Mox in the Sky with Diamonds

sexta-feira, dezembro 19, 2008

MEDICINA PRECISA DE UM "BANHO DE NIETZSCHE"

NIETZSCHE FOI UM AUTOR absolutamente decisivo na história da filosofia. Como a filosofia dá os alicerces para o pensamento, todas as áreas do conhecimento deveriam passar por um processo de problematização a partir do filósofo da Basiléia. O Direito - como área extremamente conservadora que é - resistiu muito, mas hoje, passo-a-passo, Nietzsche vai entrando lentamente. A psicologia é toda Nietzsche; a filosofia é dividida entre nietzschianos e não-niezschianos (embora alguns "nietzschianos" não sejam adeptos de Nietzsche); sociologia e antropologia também são áreas que se fizeram sentir o impacto do escritor de "Humano, Demasiado Humano". A medicina, no entanto, área de maior envergadura conservadora [mais que a teologia], pouco sentiu a pedrada que Nietzsche disparou na Modernidade.
Serena, tranqüila, cheia de certezas e fórmulas, a medicina ainda se acredita espécie de área da "verdade" e da "bondade", sendo por isso explicável o extremo conservadorismo da maioria dos médicos, geralmente identificados com a direita política. Os médicos acreditam, de um lado, que sua "ciência" só lhes traz a "verdade", sendo por isso inquestionável pelos profanos. De outro, que só querem o "bem" do indivíduo, sendo todas as outras forças que são a eles opostas "irracionais" e "atrasadas".

* **Verifique sua compreensão**
1. Reproduza fielmente o trecho do texto sobre Nietzsche e a medicina que começa em "MEDICINA PRECISA DE" e termina em "disparou na Modernidade.".
2. Segundo o texto sobre Nietzsche e a medicina, com qual orientação política a maioria dos médicos costuma ser identificada?
3. Prossiga o texto sobre Nietzsche e a medicina a partir da última frase apresentada.

* **Registros de dados**
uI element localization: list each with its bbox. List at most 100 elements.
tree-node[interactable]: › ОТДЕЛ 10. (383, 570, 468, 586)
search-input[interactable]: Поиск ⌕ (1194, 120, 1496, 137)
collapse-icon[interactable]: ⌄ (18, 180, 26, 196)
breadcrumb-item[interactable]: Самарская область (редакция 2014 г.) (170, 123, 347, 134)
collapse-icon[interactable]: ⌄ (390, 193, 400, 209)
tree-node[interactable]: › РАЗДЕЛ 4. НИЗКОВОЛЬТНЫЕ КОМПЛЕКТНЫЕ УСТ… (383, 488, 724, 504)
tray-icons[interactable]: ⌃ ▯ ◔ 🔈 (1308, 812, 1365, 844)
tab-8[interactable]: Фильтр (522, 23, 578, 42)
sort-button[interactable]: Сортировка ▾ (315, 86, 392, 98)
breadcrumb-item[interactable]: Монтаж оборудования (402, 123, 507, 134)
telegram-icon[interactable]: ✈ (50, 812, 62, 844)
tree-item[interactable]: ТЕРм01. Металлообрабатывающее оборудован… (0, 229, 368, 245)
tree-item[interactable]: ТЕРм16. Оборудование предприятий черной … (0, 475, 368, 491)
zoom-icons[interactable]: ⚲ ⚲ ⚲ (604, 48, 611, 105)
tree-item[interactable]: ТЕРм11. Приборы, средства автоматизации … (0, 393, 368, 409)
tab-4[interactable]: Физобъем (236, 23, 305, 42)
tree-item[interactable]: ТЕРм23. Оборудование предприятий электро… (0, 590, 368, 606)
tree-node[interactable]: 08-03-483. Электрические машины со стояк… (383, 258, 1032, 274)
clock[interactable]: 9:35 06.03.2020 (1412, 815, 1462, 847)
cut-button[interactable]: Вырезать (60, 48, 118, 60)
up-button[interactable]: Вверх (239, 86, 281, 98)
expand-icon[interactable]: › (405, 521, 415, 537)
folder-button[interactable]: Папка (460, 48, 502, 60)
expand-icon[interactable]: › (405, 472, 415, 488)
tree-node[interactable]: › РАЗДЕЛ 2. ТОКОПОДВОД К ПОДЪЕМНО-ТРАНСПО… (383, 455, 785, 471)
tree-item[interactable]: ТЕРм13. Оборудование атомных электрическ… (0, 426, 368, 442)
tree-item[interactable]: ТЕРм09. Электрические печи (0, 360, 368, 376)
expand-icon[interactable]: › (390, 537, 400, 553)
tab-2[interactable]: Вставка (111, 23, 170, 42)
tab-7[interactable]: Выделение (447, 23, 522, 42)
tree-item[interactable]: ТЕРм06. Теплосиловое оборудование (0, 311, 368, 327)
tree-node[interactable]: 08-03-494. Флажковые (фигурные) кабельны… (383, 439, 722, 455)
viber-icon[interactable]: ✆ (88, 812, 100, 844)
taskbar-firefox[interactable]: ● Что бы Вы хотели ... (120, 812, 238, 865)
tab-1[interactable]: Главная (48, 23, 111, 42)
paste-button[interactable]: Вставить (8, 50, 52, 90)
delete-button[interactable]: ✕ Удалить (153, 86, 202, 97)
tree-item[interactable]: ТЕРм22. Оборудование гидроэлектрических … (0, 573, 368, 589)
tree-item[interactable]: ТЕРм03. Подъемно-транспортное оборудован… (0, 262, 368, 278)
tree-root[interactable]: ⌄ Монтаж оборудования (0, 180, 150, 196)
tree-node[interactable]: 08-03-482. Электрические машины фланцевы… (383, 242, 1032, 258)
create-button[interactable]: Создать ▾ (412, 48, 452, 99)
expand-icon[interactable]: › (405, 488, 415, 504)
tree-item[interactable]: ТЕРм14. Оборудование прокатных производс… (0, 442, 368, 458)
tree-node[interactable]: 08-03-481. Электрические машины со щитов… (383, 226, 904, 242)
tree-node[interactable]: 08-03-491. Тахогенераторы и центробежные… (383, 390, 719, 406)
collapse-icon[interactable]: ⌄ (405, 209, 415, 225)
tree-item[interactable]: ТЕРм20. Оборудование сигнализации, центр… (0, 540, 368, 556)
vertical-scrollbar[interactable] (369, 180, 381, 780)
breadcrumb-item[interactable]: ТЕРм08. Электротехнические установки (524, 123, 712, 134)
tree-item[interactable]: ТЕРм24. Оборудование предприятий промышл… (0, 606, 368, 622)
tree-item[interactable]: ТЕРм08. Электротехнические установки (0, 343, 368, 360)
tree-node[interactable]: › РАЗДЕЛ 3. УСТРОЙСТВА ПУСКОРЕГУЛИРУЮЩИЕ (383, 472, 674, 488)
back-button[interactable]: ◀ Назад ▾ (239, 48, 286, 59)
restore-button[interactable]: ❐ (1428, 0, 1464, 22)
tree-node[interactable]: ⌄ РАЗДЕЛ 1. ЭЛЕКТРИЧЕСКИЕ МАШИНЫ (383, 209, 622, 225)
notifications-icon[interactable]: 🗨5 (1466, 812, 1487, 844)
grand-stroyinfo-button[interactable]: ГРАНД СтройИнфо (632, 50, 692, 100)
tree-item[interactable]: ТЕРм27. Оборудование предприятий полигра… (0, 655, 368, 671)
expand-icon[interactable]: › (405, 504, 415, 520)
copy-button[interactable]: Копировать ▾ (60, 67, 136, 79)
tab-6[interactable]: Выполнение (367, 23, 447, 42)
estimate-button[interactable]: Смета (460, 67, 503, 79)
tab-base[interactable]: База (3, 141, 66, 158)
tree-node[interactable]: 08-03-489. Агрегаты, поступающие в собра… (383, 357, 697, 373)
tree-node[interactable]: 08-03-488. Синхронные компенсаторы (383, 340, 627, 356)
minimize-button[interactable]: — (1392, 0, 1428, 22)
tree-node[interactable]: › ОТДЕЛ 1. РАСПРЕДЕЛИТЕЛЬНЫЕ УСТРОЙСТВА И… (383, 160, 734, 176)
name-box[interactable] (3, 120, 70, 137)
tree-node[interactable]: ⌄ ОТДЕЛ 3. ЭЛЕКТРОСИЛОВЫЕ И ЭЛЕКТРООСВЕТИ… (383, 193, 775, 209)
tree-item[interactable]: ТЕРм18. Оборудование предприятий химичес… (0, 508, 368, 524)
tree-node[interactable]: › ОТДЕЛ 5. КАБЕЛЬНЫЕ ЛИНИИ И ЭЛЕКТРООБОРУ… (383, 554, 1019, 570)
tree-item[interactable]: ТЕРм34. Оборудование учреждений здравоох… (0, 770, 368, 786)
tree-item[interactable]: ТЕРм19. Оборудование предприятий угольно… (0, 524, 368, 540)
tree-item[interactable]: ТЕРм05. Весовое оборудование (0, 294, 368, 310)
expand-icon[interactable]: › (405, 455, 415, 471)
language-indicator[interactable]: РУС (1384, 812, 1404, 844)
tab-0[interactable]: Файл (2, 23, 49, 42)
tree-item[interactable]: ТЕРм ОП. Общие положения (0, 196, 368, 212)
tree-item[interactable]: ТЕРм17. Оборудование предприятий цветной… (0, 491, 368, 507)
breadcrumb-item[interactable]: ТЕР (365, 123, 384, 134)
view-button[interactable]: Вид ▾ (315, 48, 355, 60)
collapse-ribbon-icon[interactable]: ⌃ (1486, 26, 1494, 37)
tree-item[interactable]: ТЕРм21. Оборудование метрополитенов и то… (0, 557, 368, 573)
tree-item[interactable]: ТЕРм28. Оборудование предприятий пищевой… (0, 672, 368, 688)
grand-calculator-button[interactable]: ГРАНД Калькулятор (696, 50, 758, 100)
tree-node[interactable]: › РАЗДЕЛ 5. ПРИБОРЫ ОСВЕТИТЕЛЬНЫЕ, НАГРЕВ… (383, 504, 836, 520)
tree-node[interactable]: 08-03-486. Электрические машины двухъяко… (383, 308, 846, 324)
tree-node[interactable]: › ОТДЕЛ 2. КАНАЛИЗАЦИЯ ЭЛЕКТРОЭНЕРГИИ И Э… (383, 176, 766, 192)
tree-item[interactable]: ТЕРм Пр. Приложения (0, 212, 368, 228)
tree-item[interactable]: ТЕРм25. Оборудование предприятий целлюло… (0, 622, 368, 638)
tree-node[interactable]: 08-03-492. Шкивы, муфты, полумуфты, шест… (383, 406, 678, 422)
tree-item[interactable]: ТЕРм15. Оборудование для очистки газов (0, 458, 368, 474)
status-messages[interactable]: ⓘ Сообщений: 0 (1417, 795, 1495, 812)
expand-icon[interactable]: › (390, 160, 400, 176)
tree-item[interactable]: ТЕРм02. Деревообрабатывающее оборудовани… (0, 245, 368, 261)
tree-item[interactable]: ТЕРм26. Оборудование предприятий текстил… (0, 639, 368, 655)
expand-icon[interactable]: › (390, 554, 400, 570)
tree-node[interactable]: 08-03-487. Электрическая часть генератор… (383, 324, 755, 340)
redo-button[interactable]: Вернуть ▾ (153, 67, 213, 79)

* **Respostas fornecidas**
1.
MEDICINA PRECISA DE UM "BANHO DE NIETZSCHE"

NIETZSCHE FOI UM AUTOR absolutamente decisivo na história da filosofia. Como a filosofia dá os alicerces para o pensamento, todas as áreas do conhecimento deveriam passar por um processo de problematização a partir do filósofo da Basiléia. O Direito - como área extremamente conservadora que é - resistiu muito, mas hoje, passo-a-passo, Nietzsche vai entrando lentamente. A psicologia é toda Nietzsche; a filosofia é dividida entre nietzschianos e não-niezschianos (embora alguns "nietzschianos" não sejam adeptos de Nietzsche); sociologia e antropologia também são áreas que se fizeram sentir o impacto do escritor de "Humano, Demasiado Humano". A medicina, no entanto, área de maior envergadura conservadora [mais que a teologia], pouco sentiu a pedrada que Nietzsche disparou na Modernidade.

2. Com a direita política.

3.
Não lhes consta perguntar, por exemplo, sobre o conceito de "saúde". O que é saúde? Certamente um médico dará um conceito biológico de saúde, extraído da verdade da sua ciência. Será, no entanto, que "saúde" é um conceito biológico?
Se sabemos que a saúde não foi a mesma na história para os mais diversos povos, e que se a medicina está imbricada com a biologia, deveríamos saber também que "vida" não teve o mesmo sentido ao longo da história. Os gregos distinguiam bíos e zoé; os romanos, o corpo soberano e a vida nua, etc. O que predomina no nosso tempo é uma visão "higienista" de vida, derivada, como bem apontou Jurandir Freire Costa na melhor palestra que assisti no ano, da cisão cartesiana entre "res cogitans" e "res extensae". Desse o corte cartesiano o cientificismo produziu outro corte (em nome do "empirismo"), reduzindo tudo ao corpo biológico. Nossa relação com a vida se daria a partir da nossa relação com o corpo físico.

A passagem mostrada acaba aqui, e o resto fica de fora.